▸ TASK REQUIREMENTS
Pick out every line with the word "name" and copy it.

(Records excerpted from a collection)
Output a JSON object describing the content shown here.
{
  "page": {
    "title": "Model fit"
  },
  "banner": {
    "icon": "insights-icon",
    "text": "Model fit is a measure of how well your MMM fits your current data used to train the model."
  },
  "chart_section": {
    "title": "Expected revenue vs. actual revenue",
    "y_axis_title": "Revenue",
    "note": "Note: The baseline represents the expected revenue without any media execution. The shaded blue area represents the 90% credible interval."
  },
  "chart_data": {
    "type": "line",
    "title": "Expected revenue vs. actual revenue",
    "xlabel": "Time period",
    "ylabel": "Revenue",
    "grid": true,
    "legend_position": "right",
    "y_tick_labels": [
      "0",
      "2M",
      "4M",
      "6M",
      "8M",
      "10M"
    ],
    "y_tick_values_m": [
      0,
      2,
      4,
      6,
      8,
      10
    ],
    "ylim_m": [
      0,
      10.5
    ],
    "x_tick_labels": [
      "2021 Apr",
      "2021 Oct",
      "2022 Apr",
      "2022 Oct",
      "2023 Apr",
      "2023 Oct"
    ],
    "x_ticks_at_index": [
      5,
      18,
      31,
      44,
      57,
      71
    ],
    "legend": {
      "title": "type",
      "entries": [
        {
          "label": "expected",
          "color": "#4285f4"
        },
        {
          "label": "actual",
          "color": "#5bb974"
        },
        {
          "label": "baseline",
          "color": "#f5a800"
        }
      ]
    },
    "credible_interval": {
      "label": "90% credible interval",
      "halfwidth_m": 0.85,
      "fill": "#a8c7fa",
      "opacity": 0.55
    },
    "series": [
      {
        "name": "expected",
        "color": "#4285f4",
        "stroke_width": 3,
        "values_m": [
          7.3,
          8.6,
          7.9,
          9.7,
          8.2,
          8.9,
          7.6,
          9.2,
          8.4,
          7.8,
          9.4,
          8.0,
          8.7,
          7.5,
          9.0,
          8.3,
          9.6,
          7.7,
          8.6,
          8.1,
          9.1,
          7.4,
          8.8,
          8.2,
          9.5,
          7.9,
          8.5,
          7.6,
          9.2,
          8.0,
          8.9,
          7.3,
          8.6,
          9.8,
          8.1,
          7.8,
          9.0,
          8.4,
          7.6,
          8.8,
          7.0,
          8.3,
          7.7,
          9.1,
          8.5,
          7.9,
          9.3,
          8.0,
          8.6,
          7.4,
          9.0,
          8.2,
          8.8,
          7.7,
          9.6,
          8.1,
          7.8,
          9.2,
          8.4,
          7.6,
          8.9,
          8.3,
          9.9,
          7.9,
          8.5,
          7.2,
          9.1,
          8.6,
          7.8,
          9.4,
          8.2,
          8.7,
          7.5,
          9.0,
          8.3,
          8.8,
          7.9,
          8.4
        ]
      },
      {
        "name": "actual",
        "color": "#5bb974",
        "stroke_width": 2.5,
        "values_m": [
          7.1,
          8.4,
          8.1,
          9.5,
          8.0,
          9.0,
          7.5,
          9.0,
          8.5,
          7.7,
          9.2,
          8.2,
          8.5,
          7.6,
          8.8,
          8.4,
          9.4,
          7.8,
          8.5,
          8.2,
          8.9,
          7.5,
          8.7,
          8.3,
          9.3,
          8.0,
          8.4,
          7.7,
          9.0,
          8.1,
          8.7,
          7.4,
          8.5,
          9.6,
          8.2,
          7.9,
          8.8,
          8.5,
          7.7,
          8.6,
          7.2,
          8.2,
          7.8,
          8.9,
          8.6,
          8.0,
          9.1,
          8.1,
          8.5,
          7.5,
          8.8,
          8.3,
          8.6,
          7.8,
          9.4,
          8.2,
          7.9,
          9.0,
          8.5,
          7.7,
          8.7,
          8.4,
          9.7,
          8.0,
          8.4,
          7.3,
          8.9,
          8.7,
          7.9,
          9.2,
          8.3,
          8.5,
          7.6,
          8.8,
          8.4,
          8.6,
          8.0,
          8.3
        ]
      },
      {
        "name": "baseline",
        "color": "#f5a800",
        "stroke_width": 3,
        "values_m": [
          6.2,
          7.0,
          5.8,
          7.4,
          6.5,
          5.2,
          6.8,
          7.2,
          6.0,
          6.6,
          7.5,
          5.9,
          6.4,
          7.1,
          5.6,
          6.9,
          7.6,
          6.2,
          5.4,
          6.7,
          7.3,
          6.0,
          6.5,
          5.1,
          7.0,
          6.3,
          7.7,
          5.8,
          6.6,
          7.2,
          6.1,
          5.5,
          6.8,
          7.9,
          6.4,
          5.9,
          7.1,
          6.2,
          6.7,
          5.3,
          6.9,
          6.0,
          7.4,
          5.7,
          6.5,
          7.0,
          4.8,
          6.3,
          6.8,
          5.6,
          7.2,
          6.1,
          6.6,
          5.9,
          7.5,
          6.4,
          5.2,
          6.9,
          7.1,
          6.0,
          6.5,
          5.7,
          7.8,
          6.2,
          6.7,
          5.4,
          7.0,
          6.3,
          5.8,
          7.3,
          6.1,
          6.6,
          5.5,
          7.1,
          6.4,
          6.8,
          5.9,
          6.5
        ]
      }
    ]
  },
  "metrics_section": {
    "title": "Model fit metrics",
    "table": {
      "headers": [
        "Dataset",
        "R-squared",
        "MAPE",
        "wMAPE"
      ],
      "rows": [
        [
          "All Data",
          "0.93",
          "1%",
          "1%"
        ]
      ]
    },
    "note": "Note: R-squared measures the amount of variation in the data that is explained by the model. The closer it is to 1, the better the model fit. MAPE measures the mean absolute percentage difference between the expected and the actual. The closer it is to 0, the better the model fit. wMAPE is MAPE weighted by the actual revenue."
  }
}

▸ RESPONSE
        "name": "expected",
        "name": "actual",
        "name": "baseline",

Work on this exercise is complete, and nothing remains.